(Stored records)
________

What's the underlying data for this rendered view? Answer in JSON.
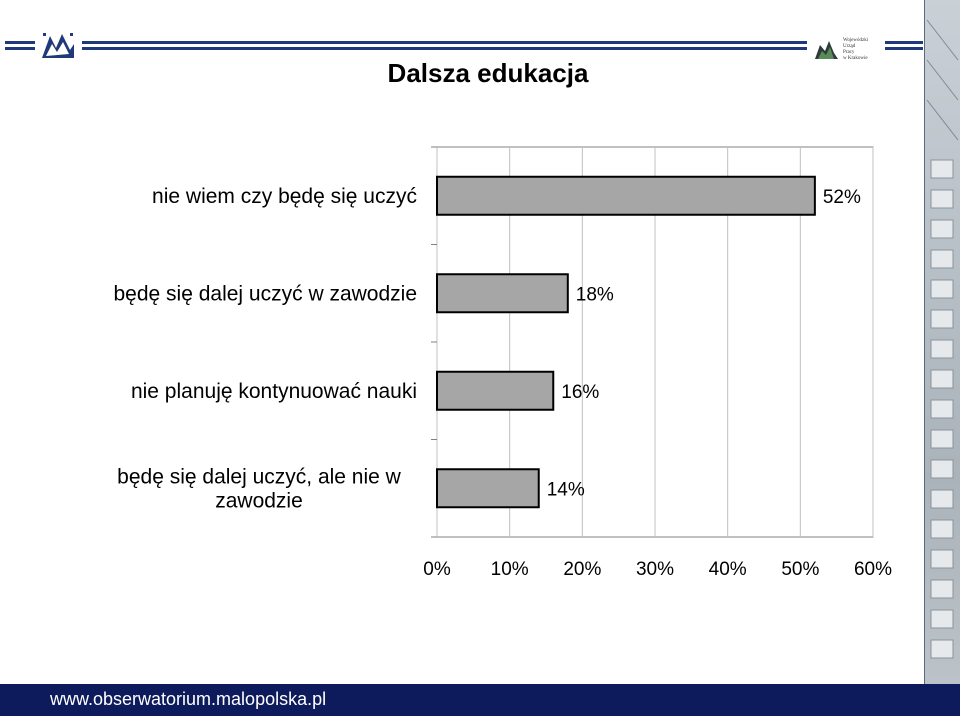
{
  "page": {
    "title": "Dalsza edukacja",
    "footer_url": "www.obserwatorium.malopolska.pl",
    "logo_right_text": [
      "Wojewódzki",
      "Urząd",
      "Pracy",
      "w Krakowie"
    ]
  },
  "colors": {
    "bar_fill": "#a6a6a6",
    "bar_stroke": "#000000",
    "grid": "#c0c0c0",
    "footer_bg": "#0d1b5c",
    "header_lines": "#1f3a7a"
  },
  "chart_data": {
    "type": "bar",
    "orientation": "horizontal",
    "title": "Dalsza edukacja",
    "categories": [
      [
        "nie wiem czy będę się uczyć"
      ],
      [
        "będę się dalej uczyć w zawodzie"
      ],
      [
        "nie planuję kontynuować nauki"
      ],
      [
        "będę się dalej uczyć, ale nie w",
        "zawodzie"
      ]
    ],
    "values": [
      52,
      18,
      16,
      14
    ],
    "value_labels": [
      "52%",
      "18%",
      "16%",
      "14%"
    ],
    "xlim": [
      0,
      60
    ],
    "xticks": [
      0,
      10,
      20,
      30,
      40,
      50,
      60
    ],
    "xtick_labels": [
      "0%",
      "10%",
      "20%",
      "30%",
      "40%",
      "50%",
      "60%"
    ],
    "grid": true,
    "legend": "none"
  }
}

________

=== STATED TASK ===
Find the string "zawodzie" in the listing and return every line that holds it.

=== RESPONSE TO THIS TASK ===
        "będę się dalej uczyć w zawodzie"
        "zawodzie"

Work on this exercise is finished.